● **Information given**

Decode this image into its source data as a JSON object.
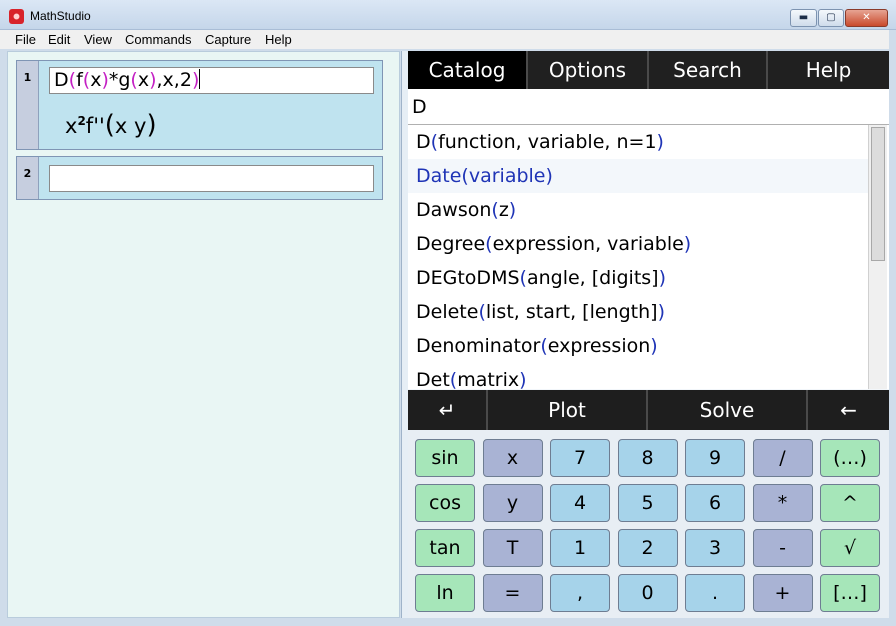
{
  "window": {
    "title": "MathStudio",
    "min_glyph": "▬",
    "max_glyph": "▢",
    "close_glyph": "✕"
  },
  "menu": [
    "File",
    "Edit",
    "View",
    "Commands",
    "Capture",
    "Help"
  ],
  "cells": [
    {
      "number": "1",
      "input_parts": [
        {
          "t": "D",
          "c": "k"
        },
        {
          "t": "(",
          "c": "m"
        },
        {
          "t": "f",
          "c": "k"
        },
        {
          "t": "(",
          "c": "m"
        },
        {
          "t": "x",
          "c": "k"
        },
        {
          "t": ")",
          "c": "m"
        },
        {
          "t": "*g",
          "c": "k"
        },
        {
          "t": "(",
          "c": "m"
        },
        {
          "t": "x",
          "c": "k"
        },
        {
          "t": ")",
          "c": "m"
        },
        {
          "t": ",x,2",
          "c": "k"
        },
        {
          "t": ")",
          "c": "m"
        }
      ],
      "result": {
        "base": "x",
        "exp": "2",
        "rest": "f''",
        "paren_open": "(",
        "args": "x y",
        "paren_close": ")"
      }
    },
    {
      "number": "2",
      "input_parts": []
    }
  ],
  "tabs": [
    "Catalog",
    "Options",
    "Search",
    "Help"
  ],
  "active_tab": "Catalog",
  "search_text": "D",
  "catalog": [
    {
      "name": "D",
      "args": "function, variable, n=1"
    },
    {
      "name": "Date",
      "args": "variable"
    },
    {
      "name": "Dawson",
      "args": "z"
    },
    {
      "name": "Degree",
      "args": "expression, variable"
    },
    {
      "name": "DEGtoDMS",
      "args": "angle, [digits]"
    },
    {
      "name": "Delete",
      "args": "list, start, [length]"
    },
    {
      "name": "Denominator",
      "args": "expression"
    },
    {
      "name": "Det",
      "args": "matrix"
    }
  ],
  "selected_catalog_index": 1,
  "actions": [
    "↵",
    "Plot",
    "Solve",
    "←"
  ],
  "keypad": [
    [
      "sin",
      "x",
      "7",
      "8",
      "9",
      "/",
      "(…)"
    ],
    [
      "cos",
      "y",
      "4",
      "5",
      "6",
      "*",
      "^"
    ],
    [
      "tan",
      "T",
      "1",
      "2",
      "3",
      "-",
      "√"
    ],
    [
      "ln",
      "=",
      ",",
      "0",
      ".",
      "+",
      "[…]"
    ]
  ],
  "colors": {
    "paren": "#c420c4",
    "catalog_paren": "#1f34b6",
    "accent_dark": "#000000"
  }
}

● **What you need to do**
Copy out every line of the material above exactly, skipping the pictures.

● **Finished answer**
Decode this image into its source data as a JSON object.
{
  "window": {
    "title": "MathStudio",
    "min_glyph": "▬",
    "max_glyph": "▢",
    "close_glyph": "✕"
  },
  "menu": [
    "File",
    "Edit",
    "View",
    "Commands",
    "Capture",
    "Help"
  ],
  "cells": [
    {
      "number": "1",
      "input_parts": [
        {
          "t": "D",
          "c": "k"
        },
        {
          "t": "(",
          "c": "m"
        },
        {
          "t": "f",
          "c": "k"
        },
        {
          "t": "(",
          "c": "m"
        },
        {
          "t": "x",
          "c": "k"
        },
        {
          "t": ")",
          "c": "m"
        },
        {
          "t": "*g",
          "c": "k"
        },
        {
          "t": "(",
          "c": "m"
        },
        {
          "t": "x",
          "c": "k"
        },
        {
          "t": ")",
          "c": "m"
        },
        {
          "t": ",x,2",
          "c": "k"
        },
        {
          "t": ")",
          "c": "m"
        }
      ],
      "result": {
        "base": "x",
        "exp": "2",
        "rest": "f''",
        "paren_open": "(",
        "args": "x y",
        "paren_close": ")"
      }
    },
    {
      "number": "2",
      "input_parts": []
    }
  ],
  "tabs": [
    "Catalog",
    "Options",
    "Search",
    "Help"
  ],
  "active_tab": "Catalog",
  "search_text": "D",
  "catalog": [
    {
      "name": "D",
      "args": "function, variable, n=1"
    },
    {
      "name": "Date",
      "args": "variable"
    },
    {
      "name": "Dawson",
      "args": "z"
    },
    {
      "name": "Degree",
      "args": "expression, variable"
    },
    {
      "name": "DEGtoDMS",
      "args": "angle, [digits]"
    },
    {
      "name": "Delete",
      "args": "list, start, [length]"
    },
    {
      "name": "Denominator",
      "args": "expression"
    },
    {
      "name": "Det",
      "args": "matrix"
    }
  ],
  "selected_catalog_index": 1,
  "actions": [
    "↵",
    "Plot",
    "Solve",
    "←"
  ],
  "keypad": [
    [
      "sin",
      "x",
      "7",
      "8",
      "9",
      "/",
      "(…)"
    ],
    [
      "cos",
      "y",
      "4",
      "5",
      "6",
      "*",
      "^"
    ],
    [
      "tan",
      "T",
      "1",
      "2",
      "3",
      "-",
      "√"
    ],
    [
      "ln",
      "=",
      ",",
      "0",
      ".",
      "+",
      "[…]"
    ]
  ],
  "colors": {
    "paren": "#c420c4",
    "catalog_paren": "#1f34b6",
    "accent_dark": "#000000"
  }
}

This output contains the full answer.